Work to complete
Exactly reproduce the lines from the one containing "Extract the structured" through the last line of the data, both ends included, leaving out pictures.

Items from a figure collection:
========================================================================

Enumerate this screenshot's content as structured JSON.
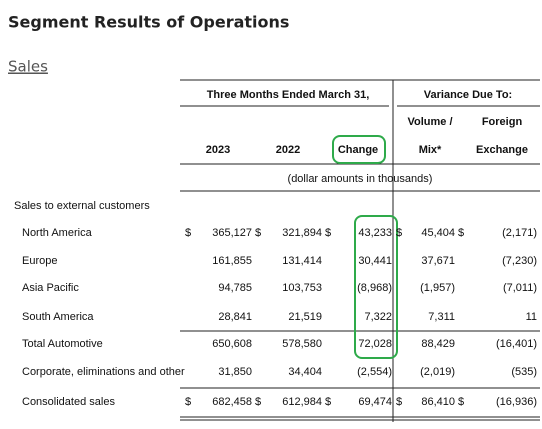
{
  "title": "Segment Results of Operations",
  "section": "Sales",
  "header": {
    "period": "Three Months Ended March 31,",
    "variance": "Variance Due To:",
    "columns": [
      {
        "top": null,
        "bottom": "2023"
      },
      {
        "top": null,
        "bottom": "2022"
      },
      {
        "top": null,
        "bottom": "Change"
      },
      {
        "top": "Volume /",
        "bottom": "Mix*"
      },
      {
        "top": "Foreign",
        "bottom": "Exchange"
      }
    ],
    "units": "(dollar amounts in thousands)"
  },
  "currency_symbol": "$",
  "group_label": "Sales to external customers",
  "rows": [
    {
      "label": "North America",
      "dollar": true,
      "cells": [
        "365,127",
        "321,894",
        "43,233",
        "45,404",
        "(2,171)"
      ]
    },
    {
      "label": "Europe",
      "dollar": false,
      "cells": [
        "161,855",
        "131,414",
        "30,441",
        "37,671",
        "(7,230)"
      ]
    },
    {
      "label": "Asia Pacific",
      "dollar": false,
      "cells": [
        "94,785",
        "103,753",
        "(8,968)",
        "(1,957)",
        "(7,011)"
      ]
    },
    {
      "label": "South America",
      "dollar": false,
      "cells": [
        "28,841",
        "21,519",
        "7,322",
        "7,311",
        "11"
      ]
    },
    {
      "label": "Total Automotive",
      "dollar": false,
      "cells": [
        "650,608",
        "578,580",
        "72,028",
        "88,429",
        "(16,401)"
      ]
    },
    {
      "label": "Corporate, eliminations and other",
      "dollar": false,
      "cells": [
        "31,850",
        "34,404",
        "(2,554)",
        "(2,019)",
        "(535)"
      ]
    },
    {
      "label": "Consolidated sales",
      "dollar": true,
      "cells": [
        "682,458",
        "612,984",
        "69,474",
        "86,410",
        "(16,936)"
      ]
    }
  ]
}
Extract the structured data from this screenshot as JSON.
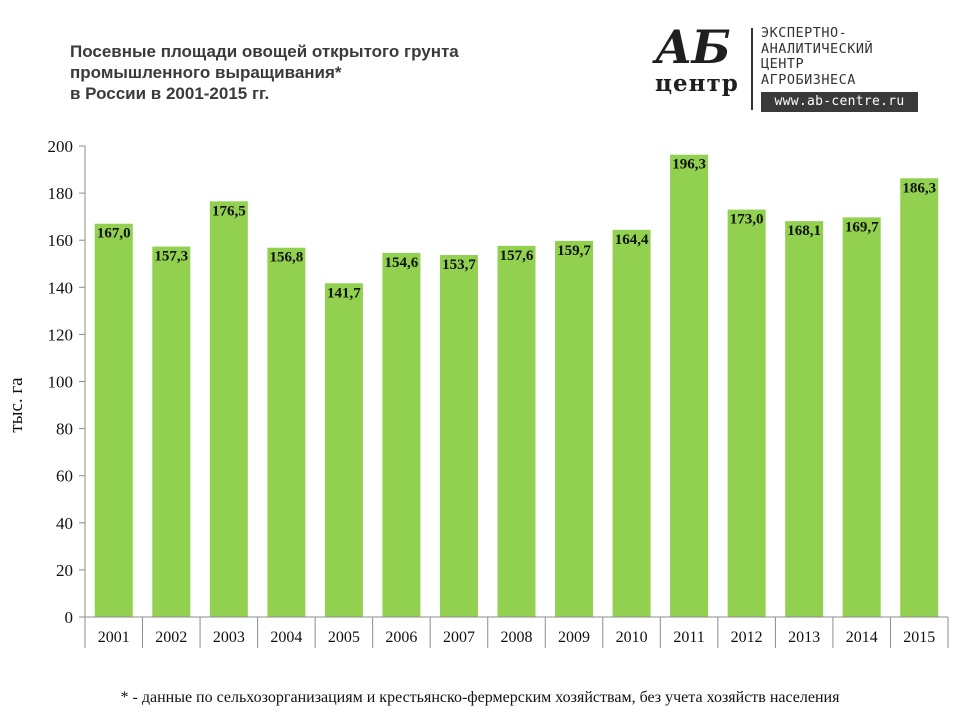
{
  "title": {
    "line1": "Посевные площади овощей открытого грунта",
    "line2": "промышленного выращивания*",
    "line3": "в России в 2001-2015 гг."
  },
  "logo": {
    "ab": "АБ",
    "centr": "центр",
    "line1": "ЭКСПЕРТНО-",
    "line2": "АНАЛИТИЧЕСКИЙ",
    "line3": "ЦЕНТР",
    "line4": "АГРОБИЗНЕСА",
    "url": "www.ab-centre.ru"
  },
  "colors": {
    "bar": "#92d050",
    "axis": "#8c8c8c",
    "text": "#111111"
  },
  "chart_data": {
    "type": "bar",
    "categories": [
      "2001",
      "2002",
      "2003",
      "2004",
      "2005",
      "2006",
      "2007",
      "2008",
      "2009",
      "2010",
      "2011",
      "2012",
      "2013",
      "2014",
      "2015"
    ],
    "values": [
      167.0,
      157.3,
      176.5,
      156.8,
      141.7,
      154.6,
      153.7,
      157.6,
      159.7,
      164.4,
      196.3,
      173.0,
      168.1,
      169.7,
      186.3
    ],
    "labels": [
      "167,0",
      "157,3",
      "176,5",
      "156,8",
      "141,7",
      "154,6",
      "153,7",
      "157,6",
      "159,7",
      "164,4",
      "196,3",
      "173,0",
      "168,1",
      "169,7",
      "186,3"
    ],
    "ylabel": "тыс. га",
    "xlabel": "",
    "ylim": [
      0,
      200
    ],
    "yticks": [
      0,
      20,
      40,
      60,
      80,
      100,
      120,
      140,
      160,
      180,
      200
    ],
    "grid": false,
    "legend": "none"
  },
  "footnote": "* - данные по сельхозорганизациям и крестьянско-фермерским хозяйствам, без учета хозяйств населения"
}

========================================================================

Problem solution
Extract the structured data from this screenshot as JSON.
{
  "title": {
    "line1": "Посевные площади овощей открытого грунта",
    "line2": "промышленного выращивания*",
    "line3": "в России в 2001-2015 гг."
  },
  "logo": {
    "ab": "АБ",
    "centr": "центр",
    "line1": "ЭКСПЕРТНО-",
    "line2": "АНАЛИТИЧЕСКИЙ",
    "line3": "ЦЕНТР",
    "line4": "АГРОБИЗНЕСА",
    "url": "www.ab-centre.ru"
  },
  "colors": {
    "bar": "#92d050",
    "axis": "#8c8c8c",
    "text": "#111111"
  },
  "chart_data": {
    "type": "bar",
    "categories": [
      "2001",
      "2002",
      "2003",
      "2004",
      "2005",
      "2006",
      "2007",
      "2008",
      "2009",
      "2010",
      "2011",
      "2012",
      "2013",
      "2014",
      "2015"
    ],
    "values": [
      167.0,
      157.3,
      176.5,
      156.8,
      141.7,
      154.6,
      153.7,
      157.6,
      159.7,
      164.4,
      196.3,
      173.0,
      168.1,
      169.7,
      186.3
    ],
    "labels": [
      "167,0",
      "157,3",
      "176,5",
      "156,8",
      "141,7",
      "154,6",
      "153,7",
      "157,6",
      "159,7",
      "164,4",
      "196,3",
      "173,0",
      "168,1",
      "169,7",
      "186,3"
    ],
    "ylabel": "тыс. га",
    "xlabel": "",
    "ylim": [
      0,
      200
    ],
    "yticks": [
      0,
      20,
      40,
      60,
      80,
      100,
      120,
      140,
      160,
      180,
      200
    ],
    "grid": false,
    "legend": "none"
  },
  "footnote": "* - данные по сельхозорганизациям и крестьянско-фермерским хозяйствам, без учета хозяйств населения"
}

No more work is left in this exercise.